-- Written task --
Your task is to gather the lines below that hold the string "with".
↓
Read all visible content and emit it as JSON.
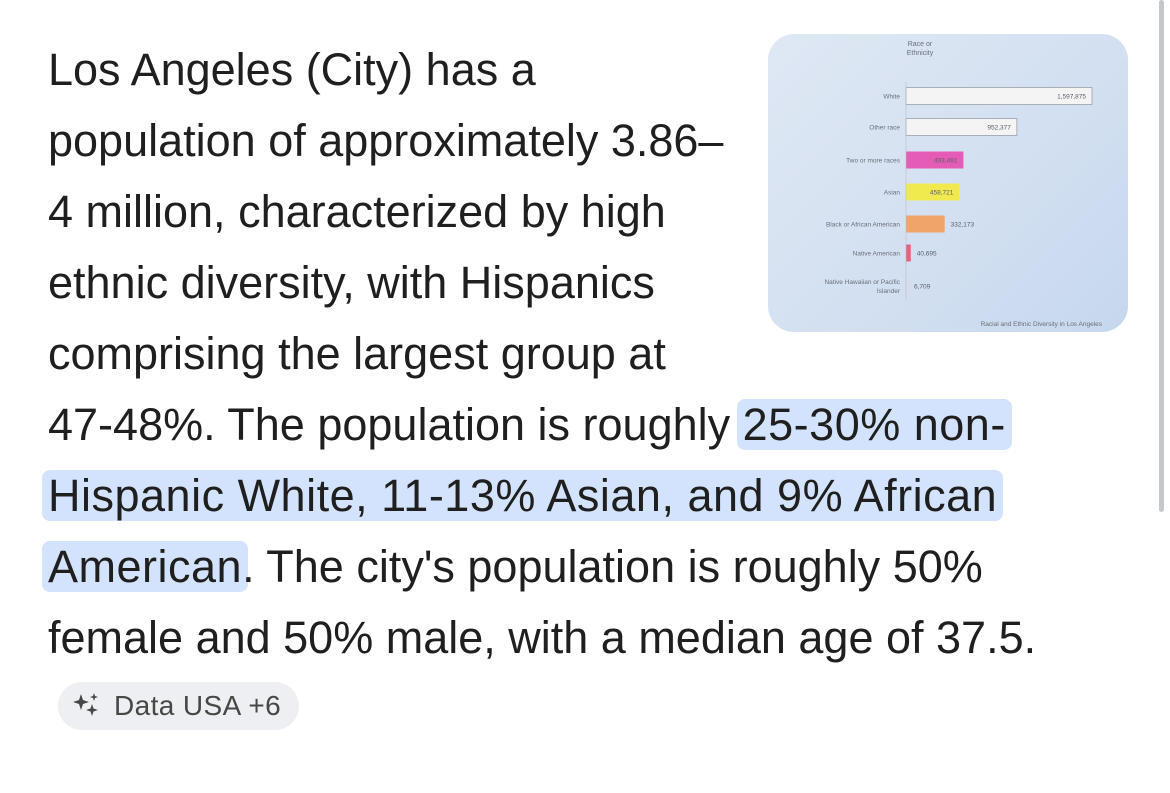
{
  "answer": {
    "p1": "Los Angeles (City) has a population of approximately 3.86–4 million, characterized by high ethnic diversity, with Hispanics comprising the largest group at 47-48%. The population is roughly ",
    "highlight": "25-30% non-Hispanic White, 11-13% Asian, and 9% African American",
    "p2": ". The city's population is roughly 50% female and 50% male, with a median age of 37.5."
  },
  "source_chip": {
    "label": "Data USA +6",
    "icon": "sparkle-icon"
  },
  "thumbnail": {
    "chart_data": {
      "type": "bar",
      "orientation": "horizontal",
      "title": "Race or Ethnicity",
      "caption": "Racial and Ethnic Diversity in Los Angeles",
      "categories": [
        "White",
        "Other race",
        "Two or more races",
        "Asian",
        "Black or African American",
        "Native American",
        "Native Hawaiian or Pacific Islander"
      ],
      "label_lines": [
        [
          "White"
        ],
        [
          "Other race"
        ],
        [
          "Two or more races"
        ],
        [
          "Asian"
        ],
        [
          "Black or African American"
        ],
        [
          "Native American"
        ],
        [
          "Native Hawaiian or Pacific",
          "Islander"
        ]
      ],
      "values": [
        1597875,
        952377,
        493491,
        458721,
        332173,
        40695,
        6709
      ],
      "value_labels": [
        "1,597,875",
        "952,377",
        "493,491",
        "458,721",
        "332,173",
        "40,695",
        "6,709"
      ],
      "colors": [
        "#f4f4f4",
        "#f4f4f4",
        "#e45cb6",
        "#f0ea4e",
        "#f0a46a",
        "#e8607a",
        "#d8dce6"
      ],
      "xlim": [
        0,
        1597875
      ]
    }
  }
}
↑
-- Output of the task --
    "p1": "Los Angeles (City) has a population of approximately 3.86–4 million, characterized by high ethnic diversity, with Hispanics comprising the largest group at 47-48%. The population is roughly ",
    "p2": ". The city's population is roughly 50% female and 50% male, with a median age of 37.5."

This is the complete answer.